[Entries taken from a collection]
** start **

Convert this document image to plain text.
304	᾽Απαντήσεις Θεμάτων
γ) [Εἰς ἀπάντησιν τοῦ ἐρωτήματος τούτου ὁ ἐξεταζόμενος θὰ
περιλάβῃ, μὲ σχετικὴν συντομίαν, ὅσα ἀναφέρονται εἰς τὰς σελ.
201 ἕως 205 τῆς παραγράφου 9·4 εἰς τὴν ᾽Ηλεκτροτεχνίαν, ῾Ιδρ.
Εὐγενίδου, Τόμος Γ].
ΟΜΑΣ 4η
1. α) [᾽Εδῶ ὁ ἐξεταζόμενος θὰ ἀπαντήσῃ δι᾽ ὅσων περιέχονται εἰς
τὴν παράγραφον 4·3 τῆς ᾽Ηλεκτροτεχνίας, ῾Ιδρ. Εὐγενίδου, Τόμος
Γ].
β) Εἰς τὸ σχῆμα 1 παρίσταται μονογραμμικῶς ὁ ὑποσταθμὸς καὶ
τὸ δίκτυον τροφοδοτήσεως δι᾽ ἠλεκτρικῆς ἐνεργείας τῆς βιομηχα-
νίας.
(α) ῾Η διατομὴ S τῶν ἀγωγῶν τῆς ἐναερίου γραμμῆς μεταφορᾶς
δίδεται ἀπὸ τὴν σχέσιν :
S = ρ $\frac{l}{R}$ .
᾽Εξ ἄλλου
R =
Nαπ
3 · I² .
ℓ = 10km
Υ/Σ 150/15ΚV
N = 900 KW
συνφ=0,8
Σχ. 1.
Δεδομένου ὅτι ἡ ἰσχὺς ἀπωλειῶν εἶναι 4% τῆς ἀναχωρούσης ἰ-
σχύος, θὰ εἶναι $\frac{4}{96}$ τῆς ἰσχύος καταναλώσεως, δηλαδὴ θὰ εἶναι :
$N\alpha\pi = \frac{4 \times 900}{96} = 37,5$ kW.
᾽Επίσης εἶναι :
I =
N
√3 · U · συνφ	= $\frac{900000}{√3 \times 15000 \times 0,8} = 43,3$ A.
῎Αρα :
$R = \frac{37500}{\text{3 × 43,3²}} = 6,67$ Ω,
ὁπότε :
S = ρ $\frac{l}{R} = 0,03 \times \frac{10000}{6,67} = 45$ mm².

** end **

INSTRUCTIONS TO FOLLOW —
Transcribe the material exactly as it reads.

ANSWER TO THE EXERCISE —
Convert this document image to plain text.
304	᾽Απαντήσεις Θεμάτων
γ) [Εἰς ἀπάντησιν τοῦ ἐρωτήματος τούτου ὁ ἐξεταζόμενος θὰ
περιλάβῃ, μὲ σχετικὴν συντομίαν, ὅσα ἀναφέρονται εἰς τὰς σελ.
201 ἕως 205 τῆς παραγράφου 9·4 εἰς τὴν ᾽Ηλεκτροτεχνίαν, ῾Ιδρ.
Εὐγενίδου, Τόμος Γ].
ΟΜΑΣ 4η
1. α) [᾽Εδῶ ὁ ἐξεταζόμενος θὰ ἀπαντήσῃ δι᾽ ὅσων περιέχονται εἰς
τὴν παράγραφον 4·3 τῆς ᾽Ηλεκτροτεχνίας, ῾Ιδρ. Εὐγενίδου, Τόμος
Γ].
β) Εἰς τὸ σχῆμα 1 παρίσταται μονογραμμικῶς ὁ ὑποσταθμὸς καὶ
τὸ δίκτυον τροφοδοτήσεως δι᾽ ἠλεκτρικῆς ἐνεργείας τῆς βιομηχα-
νίας.
(α) ῾Η διατομὴ S τῶν ἀγωγῶν τῆς ἐναερίου γραμμῆς μεταφορᾶς
δίδεται ἀπὸ τὴν σχέσιν :
S = ρ $\frac{l}{R}$ .
᾽Εξ ἄλλου
R =
Nαπ
3 · I² .
ℓ = 10km
Υ/Σ 150/15ΚV
N = 900 KW
συνφ=0,8
Σχ. 1.
Δεδομένου ὅτι ἡ ἰσχὺς ἀπωλειῶν εἶναι 4% τῆς ἀναχωρούσης ἰ-
σχύος, θὰ εἶναι $\frac{4}{96}$ τῆς ἰσχύος καταναλώσεως, δηλαδὴ θὰ εἶναι :
$N\alpha\pi = \frac{4 \times 900}{96} = 37,5$ kW.
᾽Επίσης εἶναι :
I =
N
√3 · U · συνφ	= $\frac{900000}{√3 \times 15000 \times 0,8} = 43,3$ A.
῎Αρα :
$R = \frac{37500}{\text{3 × 43,3²}} = 6,67$ Ω,
ὁπότε :
S = ρ $\frac{l}{R} = 0,03 \times \frac{10000}{6,67} = 45$ mm².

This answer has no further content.